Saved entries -
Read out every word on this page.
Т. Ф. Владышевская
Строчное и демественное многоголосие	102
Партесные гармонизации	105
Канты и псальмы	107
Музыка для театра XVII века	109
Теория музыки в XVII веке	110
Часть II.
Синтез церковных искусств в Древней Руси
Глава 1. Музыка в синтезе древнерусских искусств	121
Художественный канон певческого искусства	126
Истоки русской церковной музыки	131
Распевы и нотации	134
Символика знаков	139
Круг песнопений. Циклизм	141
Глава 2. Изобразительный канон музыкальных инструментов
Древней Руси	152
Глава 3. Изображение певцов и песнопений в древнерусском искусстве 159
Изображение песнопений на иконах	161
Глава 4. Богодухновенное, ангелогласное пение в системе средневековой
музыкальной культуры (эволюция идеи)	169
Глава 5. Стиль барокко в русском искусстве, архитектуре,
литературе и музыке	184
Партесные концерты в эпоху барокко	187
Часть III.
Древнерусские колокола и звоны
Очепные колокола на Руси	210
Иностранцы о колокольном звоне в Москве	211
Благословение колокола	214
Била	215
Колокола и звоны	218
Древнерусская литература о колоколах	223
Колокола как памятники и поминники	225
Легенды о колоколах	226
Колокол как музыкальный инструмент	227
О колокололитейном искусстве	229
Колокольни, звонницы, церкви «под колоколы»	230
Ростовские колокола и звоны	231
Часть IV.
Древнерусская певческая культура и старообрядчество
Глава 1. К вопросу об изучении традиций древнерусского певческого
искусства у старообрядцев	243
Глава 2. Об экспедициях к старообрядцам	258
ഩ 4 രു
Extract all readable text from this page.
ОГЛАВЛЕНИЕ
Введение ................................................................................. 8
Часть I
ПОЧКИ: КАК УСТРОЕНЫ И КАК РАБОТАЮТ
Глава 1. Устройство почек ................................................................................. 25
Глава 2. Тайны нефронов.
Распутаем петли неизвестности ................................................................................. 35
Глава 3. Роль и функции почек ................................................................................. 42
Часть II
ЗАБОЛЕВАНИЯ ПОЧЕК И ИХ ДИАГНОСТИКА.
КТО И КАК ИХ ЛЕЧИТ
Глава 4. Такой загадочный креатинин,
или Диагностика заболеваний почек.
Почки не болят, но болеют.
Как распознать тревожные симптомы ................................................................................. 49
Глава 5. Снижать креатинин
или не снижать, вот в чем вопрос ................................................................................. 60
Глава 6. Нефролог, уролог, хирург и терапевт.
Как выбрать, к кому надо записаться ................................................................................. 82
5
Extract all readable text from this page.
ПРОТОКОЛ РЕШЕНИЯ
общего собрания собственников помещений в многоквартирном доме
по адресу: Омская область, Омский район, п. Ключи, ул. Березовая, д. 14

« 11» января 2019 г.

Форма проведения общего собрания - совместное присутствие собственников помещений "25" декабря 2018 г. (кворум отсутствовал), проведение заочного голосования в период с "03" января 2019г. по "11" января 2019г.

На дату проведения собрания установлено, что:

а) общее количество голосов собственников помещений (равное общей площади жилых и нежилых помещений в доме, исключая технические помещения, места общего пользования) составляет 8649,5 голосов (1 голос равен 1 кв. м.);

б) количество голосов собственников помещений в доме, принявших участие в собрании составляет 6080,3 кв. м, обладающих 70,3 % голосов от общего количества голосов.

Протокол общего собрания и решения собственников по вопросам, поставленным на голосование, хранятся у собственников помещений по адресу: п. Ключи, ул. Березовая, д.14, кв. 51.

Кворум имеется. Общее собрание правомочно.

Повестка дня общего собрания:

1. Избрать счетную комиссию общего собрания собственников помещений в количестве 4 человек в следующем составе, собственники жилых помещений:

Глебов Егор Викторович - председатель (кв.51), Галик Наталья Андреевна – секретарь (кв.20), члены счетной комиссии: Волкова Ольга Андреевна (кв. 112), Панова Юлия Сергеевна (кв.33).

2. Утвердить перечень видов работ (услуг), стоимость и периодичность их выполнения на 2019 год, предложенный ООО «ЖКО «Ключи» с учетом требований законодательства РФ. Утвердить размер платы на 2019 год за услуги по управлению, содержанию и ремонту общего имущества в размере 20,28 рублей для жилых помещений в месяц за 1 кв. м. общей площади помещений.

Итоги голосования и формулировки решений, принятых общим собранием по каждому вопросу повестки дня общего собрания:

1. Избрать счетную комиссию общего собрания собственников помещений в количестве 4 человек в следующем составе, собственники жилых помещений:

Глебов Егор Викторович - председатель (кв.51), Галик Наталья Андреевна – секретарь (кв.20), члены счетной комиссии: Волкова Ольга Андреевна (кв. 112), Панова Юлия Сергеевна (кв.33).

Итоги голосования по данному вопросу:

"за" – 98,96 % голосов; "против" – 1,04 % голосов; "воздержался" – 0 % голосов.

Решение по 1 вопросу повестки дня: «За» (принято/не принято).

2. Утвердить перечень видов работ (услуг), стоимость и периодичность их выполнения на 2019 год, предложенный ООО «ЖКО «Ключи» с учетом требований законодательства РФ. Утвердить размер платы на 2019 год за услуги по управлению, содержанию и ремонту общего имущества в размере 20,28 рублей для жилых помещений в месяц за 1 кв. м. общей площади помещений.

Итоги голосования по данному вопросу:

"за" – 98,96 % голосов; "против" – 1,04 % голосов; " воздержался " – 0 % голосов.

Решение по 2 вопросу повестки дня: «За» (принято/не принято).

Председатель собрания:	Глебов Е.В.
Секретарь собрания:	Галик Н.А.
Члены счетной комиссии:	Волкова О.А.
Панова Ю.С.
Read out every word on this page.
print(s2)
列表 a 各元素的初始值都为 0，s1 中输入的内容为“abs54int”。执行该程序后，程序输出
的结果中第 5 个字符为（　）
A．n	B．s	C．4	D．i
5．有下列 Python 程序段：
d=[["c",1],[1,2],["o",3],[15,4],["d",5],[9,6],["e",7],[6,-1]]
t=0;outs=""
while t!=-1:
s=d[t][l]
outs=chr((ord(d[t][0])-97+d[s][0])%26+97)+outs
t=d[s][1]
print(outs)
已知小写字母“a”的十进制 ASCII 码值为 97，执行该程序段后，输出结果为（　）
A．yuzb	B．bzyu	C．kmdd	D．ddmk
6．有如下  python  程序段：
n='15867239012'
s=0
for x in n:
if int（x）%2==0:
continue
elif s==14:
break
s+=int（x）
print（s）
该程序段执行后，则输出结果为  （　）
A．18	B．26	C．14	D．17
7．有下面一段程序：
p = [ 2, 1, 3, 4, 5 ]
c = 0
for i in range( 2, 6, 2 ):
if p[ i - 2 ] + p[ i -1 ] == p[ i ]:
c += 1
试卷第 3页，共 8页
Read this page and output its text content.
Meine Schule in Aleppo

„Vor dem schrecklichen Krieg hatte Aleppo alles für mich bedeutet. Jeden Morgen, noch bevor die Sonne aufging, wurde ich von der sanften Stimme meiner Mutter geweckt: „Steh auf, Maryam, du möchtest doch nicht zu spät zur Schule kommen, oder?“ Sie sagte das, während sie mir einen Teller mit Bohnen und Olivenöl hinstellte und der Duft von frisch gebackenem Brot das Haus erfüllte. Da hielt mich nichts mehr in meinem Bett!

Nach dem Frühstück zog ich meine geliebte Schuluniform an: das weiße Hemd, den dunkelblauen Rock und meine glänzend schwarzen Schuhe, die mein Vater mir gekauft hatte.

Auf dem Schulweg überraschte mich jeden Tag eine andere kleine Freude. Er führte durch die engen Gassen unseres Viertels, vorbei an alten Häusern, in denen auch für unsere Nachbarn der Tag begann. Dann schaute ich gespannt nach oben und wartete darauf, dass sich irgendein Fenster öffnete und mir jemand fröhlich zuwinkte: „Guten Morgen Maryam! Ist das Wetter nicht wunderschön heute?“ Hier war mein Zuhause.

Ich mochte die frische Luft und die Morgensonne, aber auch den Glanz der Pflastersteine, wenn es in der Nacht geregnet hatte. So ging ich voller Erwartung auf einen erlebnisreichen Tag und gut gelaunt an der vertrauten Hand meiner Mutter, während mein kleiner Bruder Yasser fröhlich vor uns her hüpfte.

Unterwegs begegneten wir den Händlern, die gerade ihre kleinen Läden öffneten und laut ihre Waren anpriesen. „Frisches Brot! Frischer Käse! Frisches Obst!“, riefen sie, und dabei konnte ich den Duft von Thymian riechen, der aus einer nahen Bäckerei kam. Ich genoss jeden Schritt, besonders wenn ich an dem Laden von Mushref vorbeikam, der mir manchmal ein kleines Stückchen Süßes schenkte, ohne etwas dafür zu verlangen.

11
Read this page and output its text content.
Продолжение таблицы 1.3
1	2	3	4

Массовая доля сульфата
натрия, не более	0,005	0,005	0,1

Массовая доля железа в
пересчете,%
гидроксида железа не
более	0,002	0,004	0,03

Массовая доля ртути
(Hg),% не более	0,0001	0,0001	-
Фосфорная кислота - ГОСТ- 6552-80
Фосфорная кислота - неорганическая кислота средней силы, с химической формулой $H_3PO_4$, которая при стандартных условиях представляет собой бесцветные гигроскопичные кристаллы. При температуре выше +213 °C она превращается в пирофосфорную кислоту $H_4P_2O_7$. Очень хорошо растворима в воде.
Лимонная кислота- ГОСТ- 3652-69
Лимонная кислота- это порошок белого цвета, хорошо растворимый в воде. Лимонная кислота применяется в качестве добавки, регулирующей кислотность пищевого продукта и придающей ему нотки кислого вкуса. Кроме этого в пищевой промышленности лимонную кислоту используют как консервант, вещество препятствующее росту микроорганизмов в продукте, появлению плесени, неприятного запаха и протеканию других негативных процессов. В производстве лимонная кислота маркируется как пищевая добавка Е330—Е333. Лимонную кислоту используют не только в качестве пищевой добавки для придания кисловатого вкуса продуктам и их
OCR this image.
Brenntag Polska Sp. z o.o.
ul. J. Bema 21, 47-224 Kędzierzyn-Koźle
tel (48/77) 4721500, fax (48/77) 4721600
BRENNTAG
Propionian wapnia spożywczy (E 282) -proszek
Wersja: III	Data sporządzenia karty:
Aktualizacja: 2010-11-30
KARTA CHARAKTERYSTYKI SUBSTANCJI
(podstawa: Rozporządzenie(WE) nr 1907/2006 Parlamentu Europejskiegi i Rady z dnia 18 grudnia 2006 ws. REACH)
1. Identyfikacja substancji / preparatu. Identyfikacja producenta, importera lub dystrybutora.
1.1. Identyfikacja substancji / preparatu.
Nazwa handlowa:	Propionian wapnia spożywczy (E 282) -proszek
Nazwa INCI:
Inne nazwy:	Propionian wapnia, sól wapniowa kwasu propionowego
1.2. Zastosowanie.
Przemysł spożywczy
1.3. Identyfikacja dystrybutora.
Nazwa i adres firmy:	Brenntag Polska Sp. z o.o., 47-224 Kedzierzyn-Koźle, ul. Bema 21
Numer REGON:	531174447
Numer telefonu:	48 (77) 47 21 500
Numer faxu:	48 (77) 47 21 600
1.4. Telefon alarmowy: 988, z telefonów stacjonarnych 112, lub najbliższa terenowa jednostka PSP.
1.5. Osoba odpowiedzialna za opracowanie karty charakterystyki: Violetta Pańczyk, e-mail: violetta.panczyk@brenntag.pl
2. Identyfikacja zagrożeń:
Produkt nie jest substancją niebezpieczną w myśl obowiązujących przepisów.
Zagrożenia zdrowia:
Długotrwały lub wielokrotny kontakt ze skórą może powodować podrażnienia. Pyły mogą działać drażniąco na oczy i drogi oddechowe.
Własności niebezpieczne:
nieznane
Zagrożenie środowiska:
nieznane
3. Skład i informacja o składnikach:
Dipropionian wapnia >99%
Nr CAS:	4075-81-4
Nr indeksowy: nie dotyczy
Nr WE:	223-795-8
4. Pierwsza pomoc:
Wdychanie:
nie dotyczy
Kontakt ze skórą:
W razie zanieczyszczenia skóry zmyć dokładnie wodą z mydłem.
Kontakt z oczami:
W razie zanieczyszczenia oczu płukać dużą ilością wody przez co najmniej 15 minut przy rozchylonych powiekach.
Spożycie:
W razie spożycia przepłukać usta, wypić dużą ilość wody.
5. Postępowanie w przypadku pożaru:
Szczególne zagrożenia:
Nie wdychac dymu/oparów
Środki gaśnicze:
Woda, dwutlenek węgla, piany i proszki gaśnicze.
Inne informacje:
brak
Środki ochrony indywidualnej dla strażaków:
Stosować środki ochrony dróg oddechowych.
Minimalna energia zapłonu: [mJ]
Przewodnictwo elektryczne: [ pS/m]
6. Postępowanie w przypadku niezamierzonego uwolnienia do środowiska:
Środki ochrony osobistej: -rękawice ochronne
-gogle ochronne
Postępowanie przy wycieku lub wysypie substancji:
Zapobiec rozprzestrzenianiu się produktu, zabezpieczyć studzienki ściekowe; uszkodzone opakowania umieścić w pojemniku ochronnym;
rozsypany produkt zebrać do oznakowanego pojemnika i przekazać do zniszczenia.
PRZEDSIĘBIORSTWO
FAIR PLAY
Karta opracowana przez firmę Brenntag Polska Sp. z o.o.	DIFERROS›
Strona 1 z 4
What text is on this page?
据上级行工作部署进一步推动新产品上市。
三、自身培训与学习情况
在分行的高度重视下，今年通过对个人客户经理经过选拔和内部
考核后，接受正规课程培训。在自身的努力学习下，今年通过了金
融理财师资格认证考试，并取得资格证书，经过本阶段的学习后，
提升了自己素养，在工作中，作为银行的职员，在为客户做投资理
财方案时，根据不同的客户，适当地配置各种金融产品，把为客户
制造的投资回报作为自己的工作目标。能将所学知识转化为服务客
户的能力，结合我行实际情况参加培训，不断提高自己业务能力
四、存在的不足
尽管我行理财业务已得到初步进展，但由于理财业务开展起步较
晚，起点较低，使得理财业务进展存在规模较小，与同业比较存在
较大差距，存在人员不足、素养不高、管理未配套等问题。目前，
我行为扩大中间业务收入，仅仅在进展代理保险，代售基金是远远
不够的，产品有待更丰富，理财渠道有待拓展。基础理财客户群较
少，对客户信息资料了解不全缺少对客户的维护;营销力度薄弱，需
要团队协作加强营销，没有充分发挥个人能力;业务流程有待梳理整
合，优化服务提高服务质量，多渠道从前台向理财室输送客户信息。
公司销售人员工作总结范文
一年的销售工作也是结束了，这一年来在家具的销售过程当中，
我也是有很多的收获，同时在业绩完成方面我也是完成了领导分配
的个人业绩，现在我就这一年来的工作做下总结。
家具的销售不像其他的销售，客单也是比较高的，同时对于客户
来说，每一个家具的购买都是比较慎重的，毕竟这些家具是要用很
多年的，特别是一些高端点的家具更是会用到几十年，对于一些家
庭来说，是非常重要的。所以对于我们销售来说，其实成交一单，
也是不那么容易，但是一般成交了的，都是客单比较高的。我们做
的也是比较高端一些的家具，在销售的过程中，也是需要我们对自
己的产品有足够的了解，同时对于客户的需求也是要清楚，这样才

Brief - Gather up, from the records above, each line where the word "звоны" appears.

Reply -
Древнерусские колокола и звоны
Колокола и звоны	218
Ростовские колокола и звоны	231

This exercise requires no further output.